#### What to do:
You are to retype all of the data exactly as it appears.

-- begin Records for the task --

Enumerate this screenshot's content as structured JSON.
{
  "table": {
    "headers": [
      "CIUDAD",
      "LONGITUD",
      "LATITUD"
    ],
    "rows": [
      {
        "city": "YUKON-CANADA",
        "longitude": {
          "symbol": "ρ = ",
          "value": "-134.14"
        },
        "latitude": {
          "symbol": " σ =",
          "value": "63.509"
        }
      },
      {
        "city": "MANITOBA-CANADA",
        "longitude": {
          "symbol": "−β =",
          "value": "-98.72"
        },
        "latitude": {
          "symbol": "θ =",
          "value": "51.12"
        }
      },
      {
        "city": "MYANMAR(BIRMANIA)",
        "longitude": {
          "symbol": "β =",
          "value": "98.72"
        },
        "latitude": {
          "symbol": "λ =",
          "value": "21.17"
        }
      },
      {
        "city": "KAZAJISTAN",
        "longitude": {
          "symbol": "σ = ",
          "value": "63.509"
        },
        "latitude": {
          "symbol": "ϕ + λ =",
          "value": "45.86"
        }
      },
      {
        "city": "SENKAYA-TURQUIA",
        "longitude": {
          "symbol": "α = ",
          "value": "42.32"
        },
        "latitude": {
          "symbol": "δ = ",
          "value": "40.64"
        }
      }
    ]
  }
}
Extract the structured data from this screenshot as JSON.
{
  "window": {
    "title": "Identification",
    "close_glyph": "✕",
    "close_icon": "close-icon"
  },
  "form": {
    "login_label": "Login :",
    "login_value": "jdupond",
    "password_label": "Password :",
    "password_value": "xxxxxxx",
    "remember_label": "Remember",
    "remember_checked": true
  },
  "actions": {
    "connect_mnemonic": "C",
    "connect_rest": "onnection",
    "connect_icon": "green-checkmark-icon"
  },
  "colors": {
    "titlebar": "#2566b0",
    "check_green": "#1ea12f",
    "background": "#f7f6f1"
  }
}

-- end Records for the task --

#### Result for this exercise:
Enumerate this screenshot's content as structured JSON.
{
  "table": {
    "headers": [
      "CIUDAD",
      "LONGITUD",
      "LATITUD"
    ],
    "rows": [
      {
        "city": "YUKON-CANADA",
        "longitude": {
          "symbol": "ρ = ",
          "value": "-134.14"
        },
        "latitude": {
          "symbol": " σ =",
          "value": "63.509"
        }
      },
      {
        "city": "MANITOBA-CANADA",
        "longitude": {
          "symbol": "−β =",
          "value": "-98.72"
        },
        "latitude": {
          "symbol": "θ =",
          "value": "51.12"
        }
      },
      {
        "city": "MYANMAR(BIRMANIA)",
        "longitude": {
          "symbol": "β =",
          "value": "98.72"
        },
        "latitude": {
          "symbol": "λ =",
          "value": "21.17"
        }
      },
      {
        "city": "KAZAJISTAN",
        "longitude": {
          "symbol": "σ = ",
          "value": "63.509"
        },
        "latitude": {
          "symbol": "ϕ + λ =",
          "value": "45.86"
        }
      },
      {
        "city": "SENKAYA-TURQUIA",
        "longitude": {
          "symbol": "α = ",
          "value": "42.32"
        },
        "latitude": {
          "symbol": "δ = ",
          "value": "40.64"
        }
      }
    ]
  }
}
Extract the structured data from this screenshot as JSON.
{
  "window": {
    "title": "Identification",
    "close_glyph": "✕",
    "close_icon": "close-icon"
  },
  "form": {
    "login_label": "Login :",
    "login_value": "jdupond",
    "password_label": "Password :",
    "password_value": "xxxxxxx",
    "remember_label": "Remember",
    "remember_checked": true
  },
  "actions": {
    "connect_mnemonic": "C",
    "connect_rest": "onnection",
    "connect_icon": "green-checkmark-icon"
  },
  "colors": {
    "titlebar": "#2566b0",
    "check_green": "#1ea12f",
    "background": "#f7f6f1"
  }
}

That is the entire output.